» What you will do: Each line of the listing must be transcribed exactly, except for the images, which should be excluded.

» Records shown:
• • •

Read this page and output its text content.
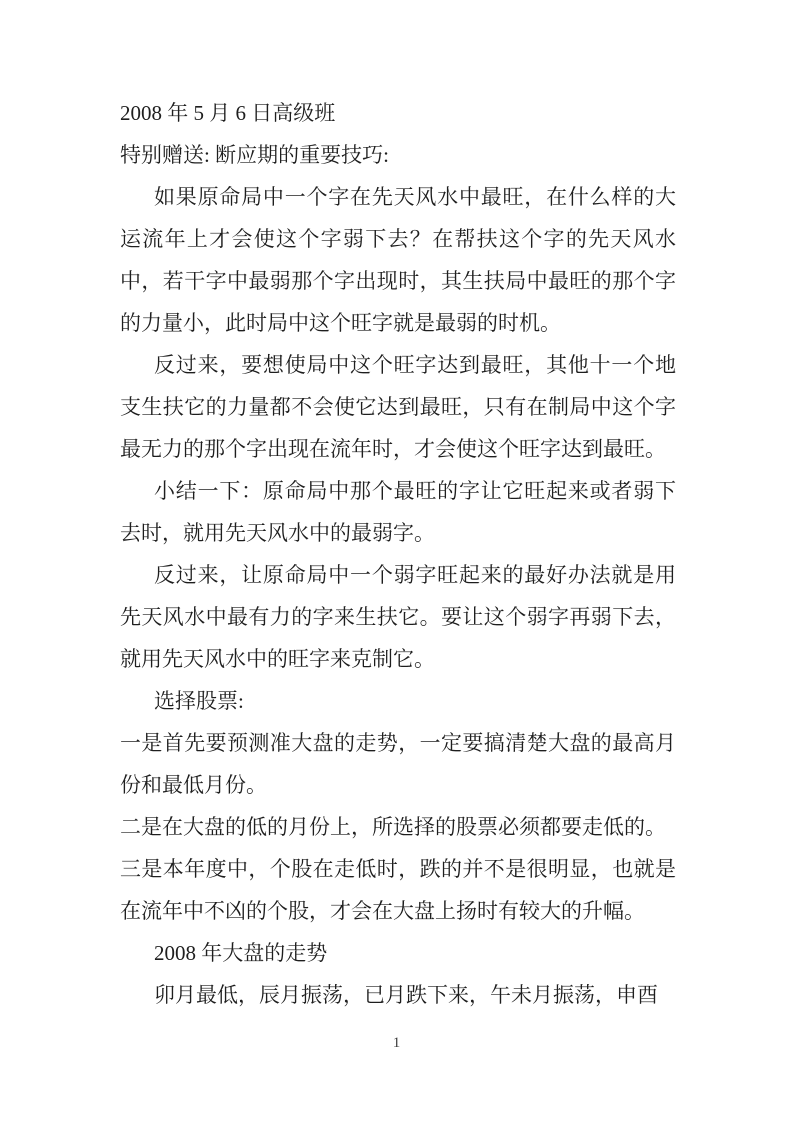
2008 年 5 月 6 日高级班

特别赠送: 断应期的重要技巧:

如果原命局中一个字在先天风水中最旺，在什么样的大运流年上才会使这个字弱下去？在帮扶这个字的先天风水中，若干字中最弱那个字出现时，其生扶局中最旺的那个字的力量小，此时局中这个旺字就是最弱的时机。

反过来，要想使局中这个旺字达到最旺，其他十一个地支生扶它的力量都不会使它达到最旺，只有在制局中这个字最无力的那个字出现在流年时，才会使这个旺字达到最旺。

小结一下：原命局中那个最旺的字让它旺起来或者弱下去时，就用先天风水中的最弱字。

反过来，让原命局中一个弱字旺起来的最好办法就是用先天风水中最有力的字来生扶它。要让这个弱字再弱下去，就用先天风水中的旺字来克制它。

选择股票:

一是首先要预测准大盘的走势，一定要搞清楚大盘的最高月份和最低月份。

二是在大盘的低的月份上，所选择的股票必须都要走低的。

三是本年度中，个股在走低时，跌的并不是很明显，也就是在流年中不凶的个股，才会在大盘上扬时有较大的升幅。

2008 年大盘的走势

卯月最低，辰月振荡，已月跌下来，午未月振荡，申酉

1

• • •

» Final result:
Read this page and output its text content.
2008 年 5 月 6 日高级班

特别赠送: 断应期的重要技巧:

如果原命局中一个字在先天风水中最旺，在什么样的大运流年上才会使这个字弱下去？在帮扶这个字的先天风水中，若干字中最弱那个字出现时，其生扶局中最旺的那个字的力量小，此时局中这个旺字就是最弱的时机。

反过来，要想使局中这个旺字达到最旺，其他十一个地支生扶它的力量都不会使它达到最旺，只有在制局中这个字最无力的那个字出现在流年时，才会使这个旺字达到最旺。

小结一下：原命局中那个最旺的字让它旺起来或者弱下去时，就用先天风水中的最弱字。

反过来，让原命局中一个弱字旺起来的最好办法就是用先天风水中最有力的字来生扶它。要让这个弱字再弱下去，就用先天风水中的旺字来克制它。

选择股票:

一是首先要预测准大盘的走势，一定要搞清楚大盘的最高月份和最低月份。

二是在大盘的低的月份上，所选择的股票必须都要走低的。

三是本年度中，个股在走低时，跌的并不是很明显，也就是在流年中不凶的个股，才会在大盘上扬时有较大的升幅。

2008 年大盘的走势

卯月最低，辰月振荡，已月跌下来，午未月振荡，申酉

1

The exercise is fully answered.